> PROMPT: Copy each line of the material below that includes the string "xlabel".

> MATERIAL FOR THIS EXERCISE:
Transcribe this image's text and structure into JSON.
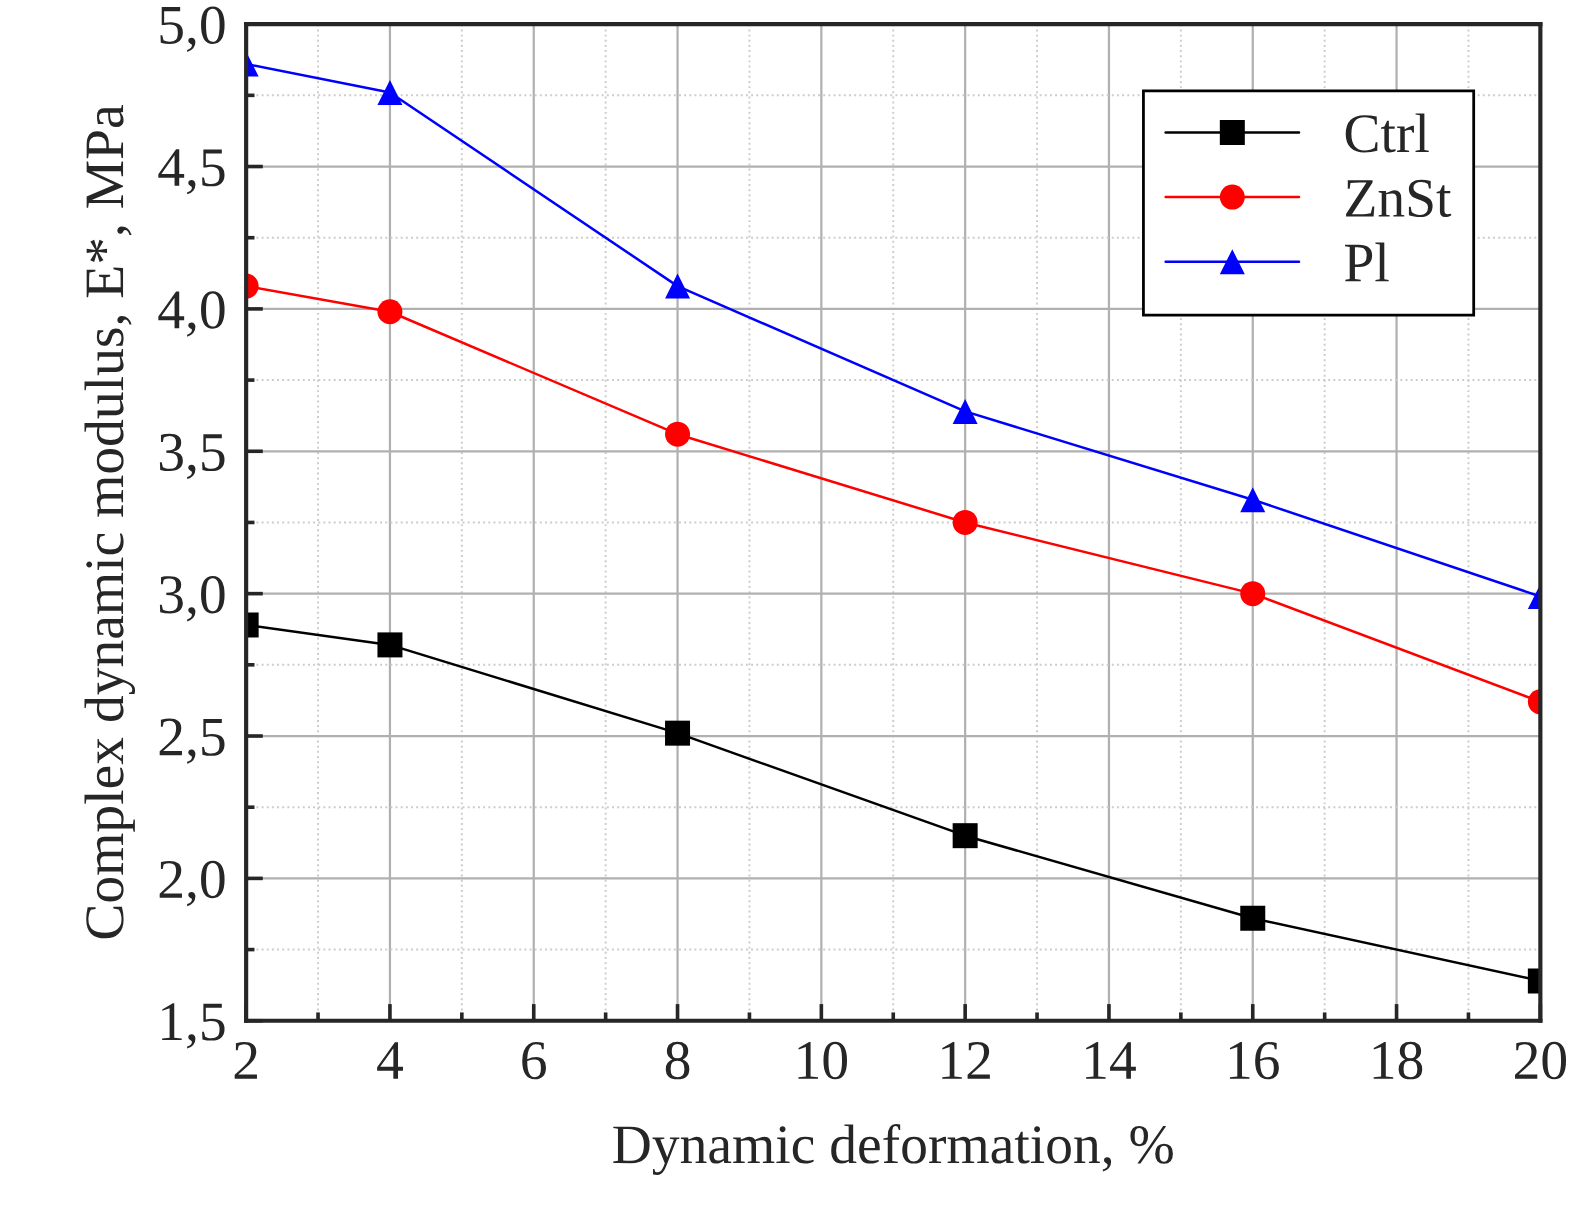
{
  "chart_data": {
    "type": "line",
    "xlabel": "Dynamic deformation, %",
    "ylabel": "Complex dynamic modulus, E*, MPa",
    "x": [
      2,
      4,
      8,
      12,
      16,
      20
    ],
    "series": [
      {
        "name": "Ctrl",
        "color": "#000000",
        "marker": "square",
        "values": [
          2.89,
          2.82,
          2.51,
          2.15,
          1.86,
          1.64
        ]
      },
      {
        "name": "ZnSt",
        "color": "#ff0000",
        "marker": "circle",
        "values": [
          4.08,
          3.99,
          3.56,
          3.25,
          3.0,
          2.62
        ]
      },
      {
        "name": "Pl",
        "color": "#0000ff",
        "marker": "triangle",
        "values": [
          4.86,
          4.76,
          4.08,
          3.64,
          3.33,
          2.99
        ]
      }
    ],
    "xlim": [
      2,
      20
    ],
    "xticks": [
      2,
      4,
      6,
      8,
      10,
      12,
      14,
      16,
      18,
      20
    ],
    "ylim": [
      1.5,
      5.0
    ],
    "yticks": [
      {
        "value": 1.5,
        "label": "1,5"
      },
      {
        "value": 2.0,
        "label": "2,0"
      },
      {
        "value": 2.5,
        "label": "2,5"
      },
      {
        "value": 3.0,
        "label": "3,0"
      },
      {
        "value": 3.5,
        "label": "3,5"
      },
      {
        "value": 4.0,
        "label": "4,0"
      },
      {
        "value": 4.5,
        "label": "4,5"
      },
      {
        "value": 5.0,
        "label": "5,0"
      }
    ],
    "grid": true,
    "legend": "top right",
    "line_style": "solid"
  }
}
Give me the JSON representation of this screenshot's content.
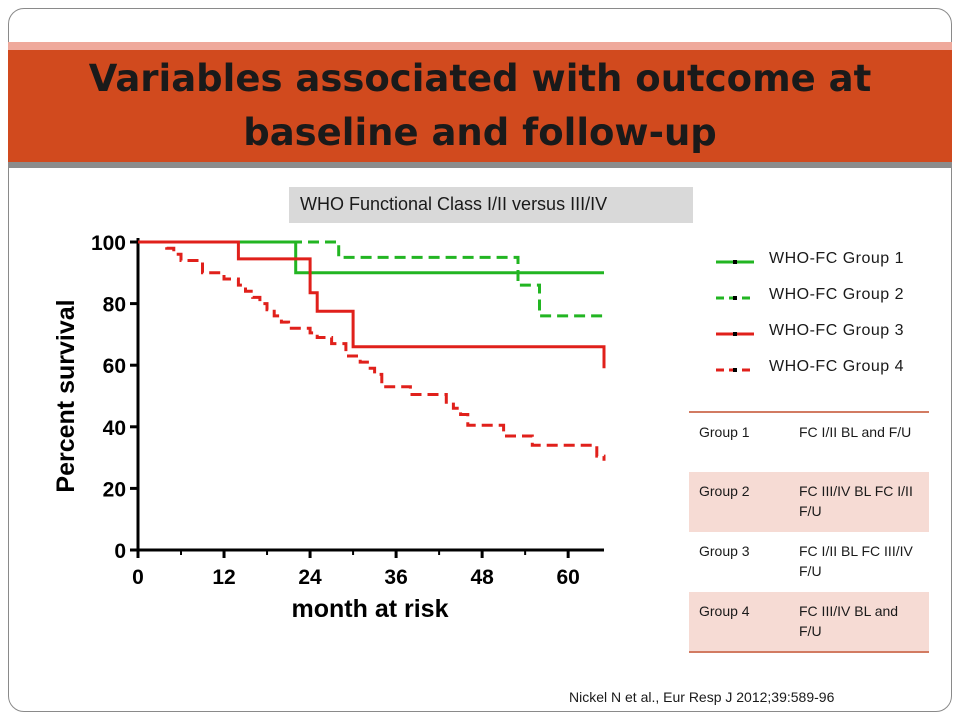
{
  "title": "Variables associated with outcome at baseline and follow-up",
  "subtitle": "WHO Functional Class I/II versus III/IV",
  "citation": "Nickel N et al., Eur Resp J 2012;39:589-96",
  "colors": {
    "title_band": "#d14a1e",
    "group_1_2": "#22b522",
    "group_3_4": "#e0201b",
    "table_shade": "#f6dbd4"
  },
  "chart_data": {
    "type": "line",
    "subtype": "kaplan-meier step",
    "xlabel": "month at risk",
    "ylabel": "Percent survival",
    "xlim": [
      0,
      65
    ],
    "ylim": [
      0,
      100
    ],
    "x_ticks": [
      0,
      12,
      24,
      36,
      48,
      60
    ],
    "y_ticks": [
      0,
      20,
      40,
      60,
      80,
      100
    ],
    "legend_position": "right",
    "series": [
      {
        "name": "WHO-FC Group 1",
        "color": "#22b522",
        "dash": "solid",
        "points": [
          [
            0,
            100
          ],
          [
            22,
            100
          ],
          [
            22,
            90
          ],
          [
            65,
            90
          ]
        ]
      },
      {
        "name": "WHO-FC Group 2",
        "color": "#22b522",
        "dash": "dashed",
        "points": [
          [
            0,
            100
          ],
          [
            28,
            100
          ],
          [
            28,
            95
          ],
          [
            53,
            95
          ],
          [
            53,
            86
          ],
          [
            56,
            86
          ],
          [
            56,
            76
          ],
          [
            65,
            76
          ]
        ]
      },
      {
        "name": "WHO-FC Group 3",
        "color": "#e0201b",
        "dash": "solid",
        "points": [
          [
            0,
            100
          ],
          [
            14,
            100
          ],
          [
            14,
            94.5
          ],
          [
            24,
            94.5
          ],
          [
            24,
            83.5
          ],
          [
            25,
            83.5
          ],
          [
            25,
            77.5
          ],
          [
            30,
            77.5
          ],
          [
            30,
            66
          ],
          [
            65,
            66
          ],
          [
            65,
            59
          ]
        ]
      },
      {
        "name": "WHO-FC Group 4",
        "color": "#e0201b",
        "dash": "dashed",
        "points": [
          [
            0,
            100
          ],
          [
            4,
            100
          ],
          [
            4,
            98
          ],
          [
            5,
            98
          ],
          [
            5,
            96
          ],
          [
            6,
            96
          ],
          [
            6,
            94
          ],
          [
            9,
            94
          ],
          [
            9,
            90
          ],
          [
            12,
            90
          ],
          [
            12,
            88
          ],
          [
            14,
            88
          ],
          [
            14,
            86
          ],
          [
            15,
            86
          ],
          [
            15,
            84
          ],
          [
            16,
            84
          ],
          [
            16,
            82
          ],
          [
            17,
            82
          ],
          [
            17,
            80
          ],
          [
            18,
            80
          ],
          [
            18,
            78
          ],
          [
            19,
            78
          ],
          [
            19,
            76
          ],
          [
            20,
            76
          ],
          [
            20,
            74
          ],
          [
            21,
            74
          ],
          [
            21,
            72
          ],
          [
            24,
            72
          ],
          [
            24,
            70.5
          ],
          [
            25,
            70.5
          ],
          [
            25,
            69
          ],
          [
            27,
            69
          ],
          [
            27,
            67
          ],
          [
            29,
            67
          ],
          [
            29,
            63
          ],
          [
            31,
            63
          ],
          [
            31,
            61
          ],
          [
            32,
            61
          ],
          [
            32,
            59
          ],
          [
            33,
            59
          ],
          [
            33,
            57
          ],
          [
            34,
            57
          ],
          [
            34,
            53
          ],
          [
            38,
            53
          ],
          [
            38,
            50.5
          ],
          [
            43,
            50.5
          ],
          [
            43,
            48
          ],
          [
            44,
            48
          ],
          [
            44,
            46
          ],
          [
            45,
            46
          ],
          [
            45,
            44
          ],
          [
            46,
            44
          ],
          [
            46,
            40.5
          ],
          [
            51,
            40.5
          ],
          [
            51,
            37
          ],
          [
            55,
            37
          ],
          [
            55,
            34
          ],
          [
            64,
            34
          ],
          [
            64,
            30.5
          ],
          [
            65,
            30.5
          ],
          [
            65,
            29
          ]
        ]
      }
    ]
  },
  "groups_table": [
    {
      "group": "Group 1",
      "description": "FC I/II BL and F/U"
    },
    {
      "group": "Group 2",
      "description": "FC III/IV BL FC I/II F/U"
    },
    {
      "group": "Group 3",
      "description": "FC I/II BL FC III/IV F/U"
    },
    {
      "group": "Group 4",
      "description": "FC III/IV BL and F/U"
    }
  ]
}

> TASK RESULT:
    "xlabel": "Dynamic deformation, %",
    "xlabel": "month at risk",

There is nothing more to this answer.